### To do:
Retype each line of the material exactly, please, skipping any picture in it.

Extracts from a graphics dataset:
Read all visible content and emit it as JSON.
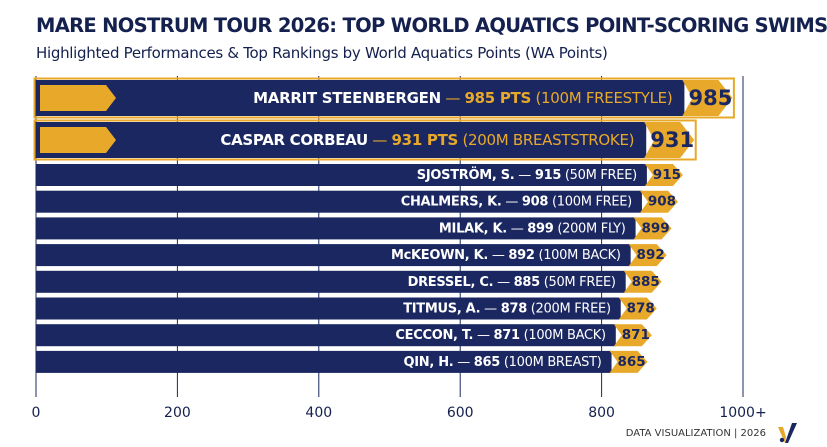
{
  "title": "MARE NOSTRUM TOUR 2026: TOP WORLD AQUATICS POINT-SCORING SWIMS",
  "subtitle": "Highlighted Performances & Top Rankings by World Aquatics Points (WA Points)",
  "footer": "DATA VISUALIZATION | 2026",
  "colors": {
    "navy": "#1b2760",
    "gold": "#e8a92a",
    "text": "#14204e",
    "grid": "#1b2760"
  },
  "chart_data": {
    "type": "bar",
    "orientation": "horizontal",
    "xlim": [
      0,
      1000
    ],
    "x_ticks": [
      0,
      200,
      400,
      600,
      800,
      1000
    ],
    "x_tick_labels": [
      "0",
      "200",
      "400",
      "600",
      "800",
      "1000+"
    ],
    "grid": true,
    "bars": [
      {
        "name": "MARRIT STEENBERGEN",
        "sep": " — ",
        "pts": "985 PTS",
        "event": " (100M FREESTYLE)",
        "value": 985,
        "badge": "985",
        "highlight": true
      },
      {
        "name": "CASPAR CORBEAU",
        "sep": " — ",
        "pts": "931 PTS",
        "event": " (200M BREASTSTROKE)",
        "value": 931,
        "badge": "931",
        "highlight": true
      },
      {
        "name": "SJOSTRÖM, S.",
        "sep": " — ",
        "pts": "915",
        "event": " (50M FREE)",
        "value": 915,
        "badge": "915",
        "highlight": false
      },
      {
        "name": "CHALMERS, K.",
        "sep": " — ",
        "pts": "908",
        "event": " (100M FREE)",
        "value": 908,
        "badge": "908",
        "highlight": false
      },
      {
        "name": "MILAK, K.",
        "sep": " — ",
        "pts": "899",
        "event": " (200M FLY)",
        "value": 899,
        "badge": "899",
        "highlight": false
      },
      {
        "name": "McKEOWN, K.",
        "sep": " — ",
        "pts": "892",
        "event": " (100M BACK)",
        "value": 892,
        "badge": "892",
        "highlight": false
      },
      {
        "name": "DRESSEL, C.",
        "sep": " — ",
        "pts": "885",
        "event": " (50M FREE)",
        "value": 885,
        "badge": "885",
        "highlight": false
      },
      {
        "name": "TITMUS, A.",
        "sep": " — ",
        "pts": "878",
        "event": " (200M FREE)",
        "value": 878,
        "badge": "878",
        "highlight": false
      },
      {
        "name": "CECCON, T.",
        "sep": " — ",
        "pts": "871",
        "event": " (100M BACK)",
        "value": 871,
        "badge": "871",
        "highlight": false
      },
      {
        "name": "QIN, H.",
        "sep": " — ",
        "pts": "865",
        "event": " (100M BREAST)",
        "value": 865,
        "badge": "865",
        "highlight": false
      }
    ]
  }
}
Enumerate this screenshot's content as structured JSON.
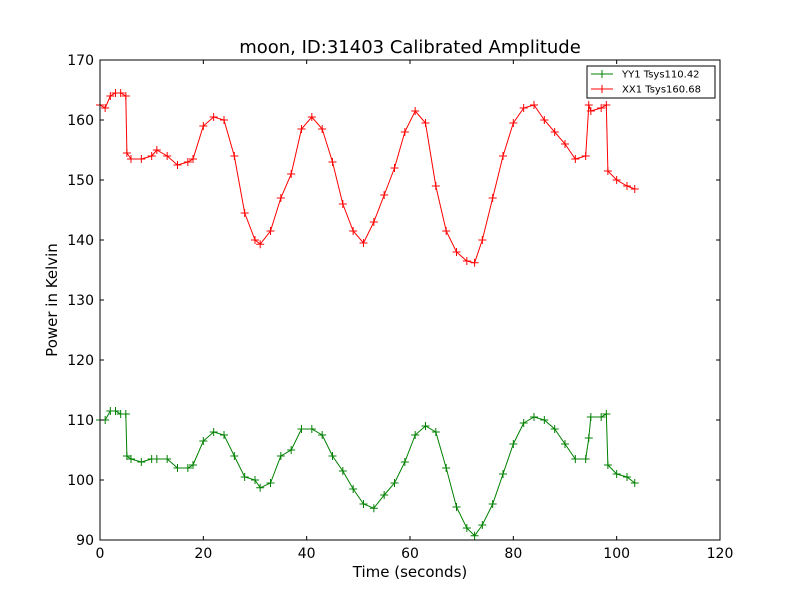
{
  "chart_data": {
    "type": "line",
    "title": "moon, ID:31403 Calibrated Amplitude",
    "xlabel": "Time (seconds)",
    "ylabel": "Power in Kelvin",
    "xlim": [
      0,
      120
    ],
    "ylim": [
      90,
      170
    ],
    "xticks": [
      0,
      20,
      40,
      60,
      80,
      100,
      120
    ],
    "yticks": [
      90,
      100,
      110,
      120,
      130,
      140,
      150,
      160,
      170
    ],
    "grid": false,
    "legend_position": "top-right",
    "marker": "plus",
    "series": [
      {
        "name": "YY1 Tsys110.42",
        "color": "#008000",
        "x": [
          0,
          1,
          2,
          3,
          4,
          5,
          5.2,
          6,
          8,
          10,
          11,
          13,
          15,
          17,
          18,
          20,
          22,
          24,
          26,
          28,
          30,
          31,
          33,
          35,
          37,
          39,
          41,
          43,
          45,
          47,
          49,
          51,
          53,
          55,
          57,
          59,
          61,
          63,
          65,
          67,
          69,
          71,
          72.5,
          74,
          76,
          78,
          80,
          82,
          84,
          86,
          88,
          90,
          92,
          94,
          94.6,
          95,
          97,
          98,
          98.3,
          100,
          102,
          103.5
        ],
        "y": [
          110,
          110,
          111.5,
          111.5,
          111,
          111,
          104,
          103.5,
          103,
          103.5,
          103.5,
          103.5,
          102,
          102,
          102.5,
          106.5,
          108,
          107.5,
          104,
          100.5,
          100,
          98.7,
          99.5,
          104,
          105,
          108.5,
          108.5,
          107.5,
          104,
          101.5,
          98.5,
          96,
          95.3,
          97.5,
          99.5,
          103,
          107.5,
          109,
          108,
          102,
          95.5,
          92,
          90.7,
          92.5,
          96,
          101,
          106,
          109.5,
          110.5,
          110,
          108.5,
          106,
          103.5,
          103.5,
          107,
          110.5,
          110.5,
          111,
          102.5,
          101,
          100.5,
          99.5
        ]
      },
      {
        "name": "XX1 Tsys160.68",
        "color": "#ff0000",
        "x": [
          0,
          1,
          2,
          3,
          4,
          5,
          5.2,
          6,
          8,
          10,
          11,
          13,
          15,
          17,
          18,
          20,
          22,
          24,
          26,
          28,
          30,
          31,
          33,
          35,
          37,
          39,
          41,
          43,
          45,
          47,
          49,
          51,
          53,
          55,
          57,
          59,
          61,
          63,
          65,
          67,
          69,
          71,
          72.5,
          74,
          76,
          78,
          80,
          82,
          84,
          86,
          88,
          90,
          92,
          94,
          94.6,
          95,
          97,
          98,
          98.3,
          100,
          102,
          103.5
        ],
        "y": [
          162.5,
          162,
          164,
          164.5,
          164.5,
          164,
          154.5,
          153.5,
          153.5,
          154,
          155,
          154,
          152.5,
          153,
          153.5,
          159,
          160.5,
          160,
          154,
          144.5,
          140,
          139.3,
          141.5,
          147,
          151,
          158.5,
          160.5,
          158.5,
          153,
          146,
          141.5,
          139.5,
          143,
          147.5,
          152,
          158,
          161.5,
          159.5,
          149,
          141.5,
          138,
          136.5,
          136.2,
          140,
          147,
          154,
          159.5,
          162,
          162.5,
          160,
          158,
          156,
          153.5,
          154,
          162.5,
          161.5,
          162,
          162.5,
          151.5,
          150,
          149,
          148.5
        ]
      }
    ]
  }
}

### Result of this task:
Read all visible content and emit it as JSON.
{
  "title": "MARE NOSTRUM TOUR 2026: TOP WORLD AQUATICS POINT-SCORING SWIMS",
  "subtitle": "Highlighted Performances & Top Rankings by World Aquatics Points (WA Points)",
  "footer": "DATA VISUALIZATION | 2026",
  "colors": {
    "navy": "#1b2760",
    "gold": "#e8a92a",
    "text": "#14204e",
    "grid": "#1b2760"
  },
  "chart_data": {
    "type": "bar",
    "orientation": "horizontal",
    "xlim": [
      0,
      1000
    ],
    "x_ticks": [
      0,
      200,
      400,
      600,
      800,
      1000
    ],
    "x_tick_labels": [
      "0",
      "200",
      "400",
      "600",
      "800",
      "1000+"
    ],
    "grid": true,
    "bars": [
      {
        "name": "MARRIT STEENBERGEN",
        "sep": " — ",
        "pts": "985 PTS",
        "event": " (100M FREESTYLE)",
        "value": 985,
        "badge": "985",
        "highlight": true
      },
      {
        "name": "CASPAR CORBEAU",
        "sep": " — ",
        "pts": "931 PTS",
        "event": " (200M BREASTSTROKE)",
        "value": 931,
        "badge": "931",
        "highlight": true
      },
      {
        "name": "SJOSTRÖM, S.",
        "sep": " — ",
        "pts": "915",
        "event": " (50M FREE)",
        "value": 915,
        "badge": "915",
        "highlight": false
      },
      {
        "name": "CHALMERS, K.",
        "sep": " — ",
        "pts": "908",
        "event": " (100M FREE)",
        "value": 908,
        "badge": "908",
        "highlight": false
      },
      {
        "name": "MILAK, K.",
        "sep": " — ",
        "pts": "899",
        "event": " (200M FLY)",
        "value": 899,
        "badge": "899",
        "highlight": false
      },
      {
        "name": "McKEOWN, K.",
        "sep": " — ",
        "pts": "892",
        "event": " (100M BACK)",
        "value": 892,
        "badge": "892",
        "highlight": false
      },
      {
        "name": "DRESSEL, C.",
        "sep": " — ",
        "pts": "885",
        "event": " (50M FREE)",
        "value": 885,
        "badge": "885",
        "highlight": false
      },
      {
        "name": "TITMUS, A.",
        "sep": " — ",
        "pts": "878",
        "event": " (200M FREE)",
        "value": 878,
        "badge": "878",
        "highlight": false
      },
      {
        "name": "CECCON, T.",
        "sep": " — ",
        "pts": "871",
        "event": " (100M BACK)",
        "value": 871,
        "badge": "871",
        "highlight": false
      },
      {
        "name": "QIN, H.",
        "sep": " — ",
        "pts": "865",
        "event": " (100M BREAST)",
        "value": 865,
        "badge": "865",
        "highlight": false
      }
    ]
  }
}
Enumerate this screenshot's content as structured JSON.
{
  "chart_data": {
    "type": "line",
    "title": "moon, ID:31403 Calibrated Amplitude",
    "xlabel": "Time (seconds)",
    "ylabel": "Power in Kelvin",
    "xlim": [
      0,
      120
    ],
    "ylim": [
      90,
      170
    ],
    "xticks": [
      0,
      20,
      40,
      60,
      80,
      100,
      120
    ],
    "yticks": [
      90,
      100,
      110,
      120,
      130,
      140,
      150,
      160,
      170
    ],
    "grid": false,
    "legend_position": "top-right",
    "marker": "plus",
    "series": [
      {
        "name": "YY1 Tsys110.42",
        "color": "#008000",
        "x": [
          0,
          1,
          2,
          3,
          4,
          5,
          5.2,
          6,
          8,
          10,
          11,
          13,
          15,
          17,
          18,
          20,
          22,
          24,
          26,
          28,
          30,
          31,
          33,
          35,
          37,
          39,
          41,
          43,
          45,
          47,
          49,
          51,
          53,
          55,
          57,
          59,
          61,
          63,
          65,
          67,
          69,
          71,
          72.5,
          74,
          76,
          78,
          80,
          82,
          84,
          86,
          88,
          90,
          92,
          94,
          94.6,
          95,
          97,
          98,
          98.3,
          100,
          102,
          103.5
        ],
        "y": [
          110,
          110,
          111.5,
          111.5,
          111,
          111,
          104,
          103.5,
          103,
          103.5,
          103.5,
          103.5,
          102,
          102,
          102.5,
          106.5,
          108,
          107.5,
          104,
          100.5,
          100,
          98.7,
          99.5,
          104,
          105,
          108.5,
          108.5,
          107.5,
          104,
          101.5,
          98.5,
          96,
          95.3,
          97.5,
          99.5,
          103,
          107.5,
          109,
          108,
          102,
          95.5,
          92,
          90.7,
          92.5,
          96,
          101,
          106,
          109.5,
          110.5,
          110,
          108.5,
          106,
          103.5,
          103.5,
          107,
          110.5,
          110.5,
          111,
          102.5,
          101,
          100.5,
          99.5
        ]
      },
      {
        "name": "XX1 Tsys160.68",
        "color": "#ff0000",
        "x": [
          0,
          1,
          2,
          3,
          4,
          5,
          5.2,
          6,
          8,
          10,
          11,
          13,
          15,
          17,
          18,
          20,
          22,
          24,
          26,
          28,
          30,
          31,
          33,
          35,
          37,
          39,
          41,
          43,
          45,
          47,
          49,
          51,
          53,
          55,
          57,
          59,
          61,
          63,
          65,
          67,
          69,
          71,
          72.5,
          74,
          76,
          78,
          80,
          82,
          84,
          86,
          88,
          90,
          92,
          94,
          94.6,
          95,
          97,
          98,
          98.3,
          100,
          102,
          103.5
        ],
        "y": [
          162.5,
          162,
          164,
          164.5,
          164.5,
          164,
          154.5,
          153.5,
          153.5,
          154,
          155,
          154,
          152.5,
          153,
          153.5,
          159,
          160.5,
          160,
          154,
          144.5,
          140,
          139.3,
          141.5,
          147,
          151,
          158.5,
          160.5,
          158.5,
          153,
          146,
          141.5,
          139.5,
          143,
          147.5,
          152,
          158,
          161.5,
          159.5,
          149,
          141.5,
          138,
          136.5,
          136.2,
          140,
          147,
          154,
          159.5,
          162,
          162.5,
          160,
          158,
          156,
          153.5,
          154,
          162.5,
          161.5,
          162,
          162.5,
          151.5,
          150,
          149,
          148.5
        ]
      }
    ]
  }
}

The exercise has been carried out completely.